§ Stated problem:
All lines featuring the string "orientation" are to be listed.

Chart and figure data
____________

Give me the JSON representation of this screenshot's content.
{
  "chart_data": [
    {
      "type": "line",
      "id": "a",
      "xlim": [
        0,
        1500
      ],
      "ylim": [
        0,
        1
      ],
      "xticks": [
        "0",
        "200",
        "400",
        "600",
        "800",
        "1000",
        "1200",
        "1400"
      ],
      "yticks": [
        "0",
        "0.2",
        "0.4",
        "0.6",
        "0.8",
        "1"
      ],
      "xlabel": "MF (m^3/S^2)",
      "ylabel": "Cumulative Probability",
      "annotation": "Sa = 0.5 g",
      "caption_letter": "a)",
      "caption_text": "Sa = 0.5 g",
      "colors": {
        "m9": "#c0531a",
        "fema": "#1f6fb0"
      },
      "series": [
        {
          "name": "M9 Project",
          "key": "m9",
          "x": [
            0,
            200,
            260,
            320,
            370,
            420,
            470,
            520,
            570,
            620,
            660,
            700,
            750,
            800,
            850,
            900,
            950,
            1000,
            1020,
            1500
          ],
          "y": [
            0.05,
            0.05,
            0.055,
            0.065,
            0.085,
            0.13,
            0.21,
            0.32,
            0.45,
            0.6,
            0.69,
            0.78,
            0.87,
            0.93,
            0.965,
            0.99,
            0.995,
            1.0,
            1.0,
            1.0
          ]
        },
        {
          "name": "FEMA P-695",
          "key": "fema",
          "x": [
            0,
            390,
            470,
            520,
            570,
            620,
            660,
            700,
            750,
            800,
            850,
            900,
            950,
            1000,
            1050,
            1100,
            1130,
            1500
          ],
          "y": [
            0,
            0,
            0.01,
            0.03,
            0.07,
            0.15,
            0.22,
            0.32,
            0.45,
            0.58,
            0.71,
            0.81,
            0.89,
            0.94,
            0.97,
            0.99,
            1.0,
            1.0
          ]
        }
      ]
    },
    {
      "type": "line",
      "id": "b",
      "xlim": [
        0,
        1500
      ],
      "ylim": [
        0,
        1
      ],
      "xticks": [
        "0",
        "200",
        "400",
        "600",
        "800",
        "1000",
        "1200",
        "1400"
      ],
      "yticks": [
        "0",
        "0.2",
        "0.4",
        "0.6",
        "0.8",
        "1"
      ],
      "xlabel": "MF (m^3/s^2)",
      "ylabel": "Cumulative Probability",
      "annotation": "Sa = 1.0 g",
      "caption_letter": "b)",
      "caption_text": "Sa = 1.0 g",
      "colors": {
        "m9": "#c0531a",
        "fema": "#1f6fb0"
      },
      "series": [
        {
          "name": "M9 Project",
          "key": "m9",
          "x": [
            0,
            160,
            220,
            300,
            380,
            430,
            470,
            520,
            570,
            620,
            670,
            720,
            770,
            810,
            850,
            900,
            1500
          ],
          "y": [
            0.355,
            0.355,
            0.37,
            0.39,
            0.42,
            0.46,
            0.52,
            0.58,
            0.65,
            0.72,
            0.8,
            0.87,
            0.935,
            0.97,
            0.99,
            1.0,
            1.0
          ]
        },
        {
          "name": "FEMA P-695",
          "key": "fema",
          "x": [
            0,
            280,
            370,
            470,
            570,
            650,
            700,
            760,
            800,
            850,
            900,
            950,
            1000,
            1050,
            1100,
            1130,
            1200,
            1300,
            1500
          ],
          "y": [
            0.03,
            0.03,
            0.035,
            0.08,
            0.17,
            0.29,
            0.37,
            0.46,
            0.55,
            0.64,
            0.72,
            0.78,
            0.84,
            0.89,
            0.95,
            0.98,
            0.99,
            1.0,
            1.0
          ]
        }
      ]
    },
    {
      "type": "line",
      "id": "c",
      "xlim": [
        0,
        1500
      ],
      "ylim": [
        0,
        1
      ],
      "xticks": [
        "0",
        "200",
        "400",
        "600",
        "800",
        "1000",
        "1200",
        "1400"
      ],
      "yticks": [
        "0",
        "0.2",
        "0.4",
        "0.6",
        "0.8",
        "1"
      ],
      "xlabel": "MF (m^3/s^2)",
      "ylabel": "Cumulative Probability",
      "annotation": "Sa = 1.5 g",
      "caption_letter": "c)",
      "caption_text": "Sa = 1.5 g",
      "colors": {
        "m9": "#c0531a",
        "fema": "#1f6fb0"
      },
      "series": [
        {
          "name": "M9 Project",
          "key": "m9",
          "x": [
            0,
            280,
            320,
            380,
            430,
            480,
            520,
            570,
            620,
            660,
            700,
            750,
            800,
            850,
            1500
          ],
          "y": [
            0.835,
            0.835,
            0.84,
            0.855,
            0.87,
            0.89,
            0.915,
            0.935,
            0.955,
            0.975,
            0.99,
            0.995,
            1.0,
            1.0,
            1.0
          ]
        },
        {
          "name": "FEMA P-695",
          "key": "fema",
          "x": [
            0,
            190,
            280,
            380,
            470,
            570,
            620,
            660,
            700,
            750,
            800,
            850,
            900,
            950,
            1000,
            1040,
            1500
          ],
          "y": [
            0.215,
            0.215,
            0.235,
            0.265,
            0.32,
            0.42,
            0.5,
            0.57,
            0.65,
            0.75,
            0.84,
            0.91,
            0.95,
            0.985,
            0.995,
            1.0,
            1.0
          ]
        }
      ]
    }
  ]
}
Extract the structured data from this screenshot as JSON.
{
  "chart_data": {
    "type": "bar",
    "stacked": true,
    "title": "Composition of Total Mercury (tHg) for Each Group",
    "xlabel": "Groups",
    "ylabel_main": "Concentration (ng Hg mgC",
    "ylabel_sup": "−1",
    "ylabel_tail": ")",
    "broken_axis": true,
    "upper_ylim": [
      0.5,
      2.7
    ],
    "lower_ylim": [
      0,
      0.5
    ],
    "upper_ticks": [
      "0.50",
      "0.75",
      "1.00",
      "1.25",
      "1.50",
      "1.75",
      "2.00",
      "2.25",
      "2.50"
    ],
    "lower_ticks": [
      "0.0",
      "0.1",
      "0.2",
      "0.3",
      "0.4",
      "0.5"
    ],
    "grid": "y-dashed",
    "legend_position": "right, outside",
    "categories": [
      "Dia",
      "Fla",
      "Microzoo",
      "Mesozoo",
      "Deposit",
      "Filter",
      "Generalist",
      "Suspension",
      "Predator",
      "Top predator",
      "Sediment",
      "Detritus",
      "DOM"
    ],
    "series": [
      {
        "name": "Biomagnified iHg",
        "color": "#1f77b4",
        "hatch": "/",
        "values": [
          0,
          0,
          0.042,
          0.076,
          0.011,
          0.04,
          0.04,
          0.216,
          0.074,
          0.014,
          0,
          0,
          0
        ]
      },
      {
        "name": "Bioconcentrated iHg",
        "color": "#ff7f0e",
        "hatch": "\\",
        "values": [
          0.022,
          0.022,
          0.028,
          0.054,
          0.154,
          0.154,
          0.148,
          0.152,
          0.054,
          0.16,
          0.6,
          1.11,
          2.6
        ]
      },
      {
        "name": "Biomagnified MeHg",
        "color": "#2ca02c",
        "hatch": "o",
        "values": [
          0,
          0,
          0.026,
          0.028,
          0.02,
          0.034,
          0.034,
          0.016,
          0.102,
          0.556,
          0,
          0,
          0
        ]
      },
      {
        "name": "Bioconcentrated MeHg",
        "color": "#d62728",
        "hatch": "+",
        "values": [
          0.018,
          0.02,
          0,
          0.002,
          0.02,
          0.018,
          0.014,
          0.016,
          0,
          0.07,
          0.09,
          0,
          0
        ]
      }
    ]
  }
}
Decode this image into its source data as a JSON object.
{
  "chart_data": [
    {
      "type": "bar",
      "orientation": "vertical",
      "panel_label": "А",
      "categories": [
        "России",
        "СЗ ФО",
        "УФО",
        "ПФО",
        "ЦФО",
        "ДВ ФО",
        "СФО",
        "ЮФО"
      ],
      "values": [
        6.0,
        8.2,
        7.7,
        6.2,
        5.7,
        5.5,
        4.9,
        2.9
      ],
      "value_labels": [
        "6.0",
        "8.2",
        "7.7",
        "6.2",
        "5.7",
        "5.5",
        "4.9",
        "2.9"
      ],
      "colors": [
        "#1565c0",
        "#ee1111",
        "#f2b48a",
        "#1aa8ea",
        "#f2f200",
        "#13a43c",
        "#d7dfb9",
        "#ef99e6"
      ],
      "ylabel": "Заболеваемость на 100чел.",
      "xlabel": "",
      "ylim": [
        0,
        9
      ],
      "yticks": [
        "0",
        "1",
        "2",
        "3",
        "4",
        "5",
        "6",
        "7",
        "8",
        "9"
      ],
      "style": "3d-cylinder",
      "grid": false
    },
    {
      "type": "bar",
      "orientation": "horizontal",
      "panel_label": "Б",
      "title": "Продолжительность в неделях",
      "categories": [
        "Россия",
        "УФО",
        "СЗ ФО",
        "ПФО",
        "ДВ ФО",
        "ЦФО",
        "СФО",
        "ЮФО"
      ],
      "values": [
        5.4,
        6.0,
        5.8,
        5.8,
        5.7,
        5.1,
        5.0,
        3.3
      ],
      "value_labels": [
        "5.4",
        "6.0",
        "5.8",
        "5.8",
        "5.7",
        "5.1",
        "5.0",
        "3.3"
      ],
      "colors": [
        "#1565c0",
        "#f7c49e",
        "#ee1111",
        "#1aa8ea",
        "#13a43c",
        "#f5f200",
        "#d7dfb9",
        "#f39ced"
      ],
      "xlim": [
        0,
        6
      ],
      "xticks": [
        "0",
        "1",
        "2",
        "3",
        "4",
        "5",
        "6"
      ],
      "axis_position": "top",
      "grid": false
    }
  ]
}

____________

§ Right answer:
      "orientation": "vertical",
      "orientation": "horizontal",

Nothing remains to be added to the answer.